Requirement: Search the records below for the word "tareas" and show every line where it occurs.

Document page entries with text:

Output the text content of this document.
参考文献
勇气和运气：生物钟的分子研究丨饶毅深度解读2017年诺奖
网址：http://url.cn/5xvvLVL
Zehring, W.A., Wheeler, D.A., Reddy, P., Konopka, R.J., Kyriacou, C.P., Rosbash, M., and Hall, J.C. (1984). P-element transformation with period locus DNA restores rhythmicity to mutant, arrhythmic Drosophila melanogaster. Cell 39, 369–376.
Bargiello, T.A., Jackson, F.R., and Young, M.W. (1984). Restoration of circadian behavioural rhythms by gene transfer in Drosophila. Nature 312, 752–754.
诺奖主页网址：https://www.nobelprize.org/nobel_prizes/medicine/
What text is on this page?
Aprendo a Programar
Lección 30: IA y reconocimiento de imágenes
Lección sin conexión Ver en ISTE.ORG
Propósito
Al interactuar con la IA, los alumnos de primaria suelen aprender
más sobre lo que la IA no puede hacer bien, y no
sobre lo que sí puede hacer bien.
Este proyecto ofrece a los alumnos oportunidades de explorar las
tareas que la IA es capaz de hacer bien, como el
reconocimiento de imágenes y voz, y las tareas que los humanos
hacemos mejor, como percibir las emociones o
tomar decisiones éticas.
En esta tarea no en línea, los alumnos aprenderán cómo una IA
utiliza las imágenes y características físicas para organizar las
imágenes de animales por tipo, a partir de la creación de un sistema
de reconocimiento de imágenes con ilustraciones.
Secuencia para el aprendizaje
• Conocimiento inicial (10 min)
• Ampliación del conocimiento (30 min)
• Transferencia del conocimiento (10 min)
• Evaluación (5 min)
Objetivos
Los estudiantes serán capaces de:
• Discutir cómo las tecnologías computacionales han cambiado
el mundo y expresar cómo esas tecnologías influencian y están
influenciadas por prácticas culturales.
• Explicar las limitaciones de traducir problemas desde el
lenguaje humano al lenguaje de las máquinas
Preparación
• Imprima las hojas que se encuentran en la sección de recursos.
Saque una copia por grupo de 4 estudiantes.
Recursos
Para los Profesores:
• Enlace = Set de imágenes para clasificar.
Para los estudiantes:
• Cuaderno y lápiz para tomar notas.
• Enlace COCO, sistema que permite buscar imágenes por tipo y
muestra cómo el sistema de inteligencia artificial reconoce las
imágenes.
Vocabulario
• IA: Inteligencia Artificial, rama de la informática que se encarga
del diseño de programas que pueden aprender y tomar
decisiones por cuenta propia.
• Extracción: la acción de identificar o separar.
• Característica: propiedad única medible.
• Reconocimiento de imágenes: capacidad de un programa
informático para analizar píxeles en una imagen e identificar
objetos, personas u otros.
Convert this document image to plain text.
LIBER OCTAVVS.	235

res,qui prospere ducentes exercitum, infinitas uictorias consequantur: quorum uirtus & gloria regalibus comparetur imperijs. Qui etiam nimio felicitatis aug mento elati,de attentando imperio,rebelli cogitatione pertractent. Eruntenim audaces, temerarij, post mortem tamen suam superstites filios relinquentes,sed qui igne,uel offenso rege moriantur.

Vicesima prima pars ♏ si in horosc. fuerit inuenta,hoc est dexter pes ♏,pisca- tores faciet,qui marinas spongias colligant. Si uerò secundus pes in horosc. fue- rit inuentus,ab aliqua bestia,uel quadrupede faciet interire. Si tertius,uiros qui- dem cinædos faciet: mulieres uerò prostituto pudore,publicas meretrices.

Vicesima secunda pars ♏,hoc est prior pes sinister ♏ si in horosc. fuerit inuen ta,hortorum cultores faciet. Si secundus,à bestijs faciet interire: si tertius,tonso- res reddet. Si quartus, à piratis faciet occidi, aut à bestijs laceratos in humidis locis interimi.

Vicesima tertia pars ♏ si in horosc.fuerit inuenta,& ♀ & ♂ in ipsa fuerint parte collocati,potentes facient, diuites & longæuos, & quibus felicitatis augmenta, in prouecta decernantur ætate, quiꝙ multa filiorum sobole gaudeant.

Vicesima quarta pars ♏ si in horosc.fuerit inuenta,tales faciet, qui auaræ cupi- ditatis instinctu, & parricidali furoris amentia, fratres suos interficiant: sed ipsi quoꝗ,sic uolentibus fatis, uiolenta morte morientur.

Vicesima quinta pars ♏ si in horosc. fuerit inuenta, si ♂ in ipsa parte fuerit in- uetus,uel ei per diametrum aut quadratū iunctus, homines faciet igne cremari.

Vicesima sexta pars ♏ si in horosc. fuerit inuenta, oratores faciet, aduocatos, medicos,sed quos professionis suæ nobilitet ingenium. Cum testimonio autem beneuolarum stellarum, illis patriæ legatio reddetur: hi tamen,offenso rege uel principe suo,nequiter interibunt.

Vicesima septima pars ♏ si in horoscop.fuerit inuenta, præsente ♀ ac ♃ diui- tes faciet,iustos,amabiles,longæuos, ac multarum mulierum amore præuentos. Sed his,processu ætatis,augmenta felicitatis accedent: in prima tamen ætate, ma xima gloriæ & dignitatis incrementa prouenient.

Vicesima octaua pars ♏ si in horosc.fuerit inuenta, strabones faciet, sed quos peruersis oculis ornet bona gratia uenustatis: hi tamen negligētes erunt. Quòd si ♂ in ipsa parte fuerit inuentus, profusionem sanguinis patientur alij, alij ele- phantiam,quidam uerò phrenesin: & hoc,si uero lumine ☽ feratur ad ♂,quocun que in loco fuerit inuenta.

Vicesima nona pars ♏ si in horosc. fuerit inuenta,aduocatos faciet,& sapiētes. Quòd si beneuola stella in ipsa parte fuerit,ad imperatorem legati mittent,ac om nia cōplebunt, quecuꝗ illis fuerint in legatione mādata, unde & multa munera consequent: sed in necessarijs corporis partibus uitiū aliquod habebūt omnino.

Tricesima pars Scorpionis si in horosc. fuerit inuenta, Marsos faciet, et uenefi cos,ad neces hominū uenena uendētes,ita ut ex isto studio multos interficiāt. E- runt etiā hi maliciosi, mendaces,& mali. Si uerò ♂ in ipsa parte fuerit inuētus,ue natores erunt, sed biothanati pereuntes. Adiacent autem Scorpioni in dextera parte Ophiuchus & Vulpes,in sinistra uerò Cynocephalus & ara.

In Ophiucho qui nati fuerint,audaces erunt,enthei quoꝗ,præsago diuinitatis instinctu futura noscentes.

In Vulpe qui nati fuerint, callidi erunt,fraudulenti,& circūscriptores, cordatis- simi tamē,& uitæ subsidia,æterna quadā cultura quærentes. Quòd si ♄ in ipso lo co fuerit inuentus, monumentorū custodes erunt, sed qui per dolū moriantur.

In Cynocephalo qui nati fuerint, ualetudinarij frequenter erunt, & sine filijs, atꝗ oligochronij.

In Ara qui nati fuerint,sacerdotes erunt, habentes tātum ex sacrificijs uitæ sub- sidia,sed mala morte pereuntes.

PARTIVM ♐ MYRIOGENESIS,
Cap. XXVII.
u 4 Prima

Answer:
tareas que la IA es capaz de hacer bien, como el
reconocimiento de imágenes y voz, y las tareas que los humanos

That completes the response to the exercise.